§ **Data provided**:
——

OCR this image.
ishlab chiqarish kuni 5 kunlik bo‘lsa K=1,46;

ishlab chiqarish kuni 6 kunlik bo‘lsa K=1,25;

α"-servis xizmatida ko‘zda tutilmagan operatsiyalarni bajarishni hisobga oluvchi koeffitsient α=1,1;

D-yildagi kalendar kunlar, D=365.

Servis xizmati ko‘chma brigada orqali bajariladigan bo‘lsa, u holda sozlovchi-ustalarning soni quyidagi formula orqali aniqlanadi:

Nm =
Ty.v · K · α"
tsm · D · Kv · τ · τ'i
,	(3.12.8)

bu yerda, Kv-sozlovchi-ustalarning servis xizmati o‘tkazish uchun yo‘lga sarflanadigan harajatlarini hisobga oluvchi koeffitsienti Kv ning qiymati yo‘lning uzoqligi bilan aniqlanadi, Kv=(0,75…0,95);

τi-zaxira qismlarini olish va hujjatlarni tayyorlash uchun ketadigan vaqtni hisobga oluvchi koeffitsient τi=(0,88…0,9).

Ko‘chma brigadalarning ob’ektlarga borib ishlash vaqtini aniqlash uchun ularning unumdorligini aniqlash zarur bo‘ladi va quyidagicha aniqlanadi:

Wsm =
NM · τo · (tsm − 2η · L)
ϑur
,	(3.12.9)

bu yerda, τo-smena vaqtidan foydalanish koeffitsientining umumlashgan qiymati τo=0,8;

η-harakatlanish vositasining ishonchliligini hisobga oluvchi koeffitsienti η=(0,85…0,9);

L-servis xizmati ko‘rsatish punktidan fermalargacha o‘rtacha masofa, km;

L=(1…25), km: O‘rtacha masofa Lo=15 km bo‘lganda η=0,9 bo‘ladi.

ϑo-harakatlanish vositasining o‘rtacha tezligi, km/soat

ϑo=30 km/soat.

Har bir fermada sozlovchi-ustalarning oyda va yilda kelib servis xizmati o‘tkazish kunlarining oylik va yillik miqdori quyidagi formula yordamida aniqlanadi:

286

——

Write out every entry again exactly, please, with nothing missing.

OCR this image.
ishlab chiqarish kuni 5 kunlik bo‘lsa K=1,46;

ishlab chiqarish kuni 6 kunlik bo‘lsa K=1,25;

α"-servis xizmatida ko‘zda tutilmagan operatsiyalarni bajarishni hisobga oluvchi koeffitsient α=1,1;

D-yildagi kalendar kunlar, D=365.

Servis xizmati ko‘chma brigada orqali bajariladigan bo‘lsa, u holda sozlovchi-ustalarning soni quyidagi formula orqali aniqlanadi:

Nm =
Ty.v · K · α"
tsm · D · Kv · τ · τ'i
,	(3.12.8)

bu yerda, Kv-sozlovchi-ustalarning servis xizmati o‘tkazish uchun yo‘lga sarflanadigan harajatlarini hisobga oluvchi koeffitsienti Kv ning qiymati yo‘lning uzoqligi bilan aniqlanadi, Kv=(0,75…0,95);

τi-zaxira qismlarini olish va hujjatlarni tayyorlash uchun ketadigan vaqtni hisobga oluvchi koeffitsient τi=(0,88…0,9).

Ko‘chma brigadalarning ob’ektlarga borib ishlash vaqtini aniqlash uchun ularning unumdorligini aniqlash zarur bo‘ladi va quyidagicha aniqlanadi:

Wsm =
NM · τo · (tsm − 2η · L)
ϑur
,	(3.12.9)

bu yerda, τo-smena vaqtidan foydalanish koeffitsientining umumlashgan qiymati τo=0,8;

η-harakatlanish vositasining ishonchliligini hisobga oluvchi koeffitsienti η=(0,85…0,9);

L-servis xizmati ko‘rsatish punktidan fermalargacha o‘rtacha masofa, km;

L=(1…25), km: O‘rtacha masofa Lo=15 km bo‘lganda η=0,9 bo‘ladi.

ϑo-harakatlanish vositasining o‘rtacha tezligi, km/soat

ϑo=30 km/soat.

Har bir fermada sozlovchi-ustalarning oyda va yilda kelib servis xizmati o‘tkazish kunlarining oylik va yillik miqdori quyidagi formula yordamida aniqlanadi:

286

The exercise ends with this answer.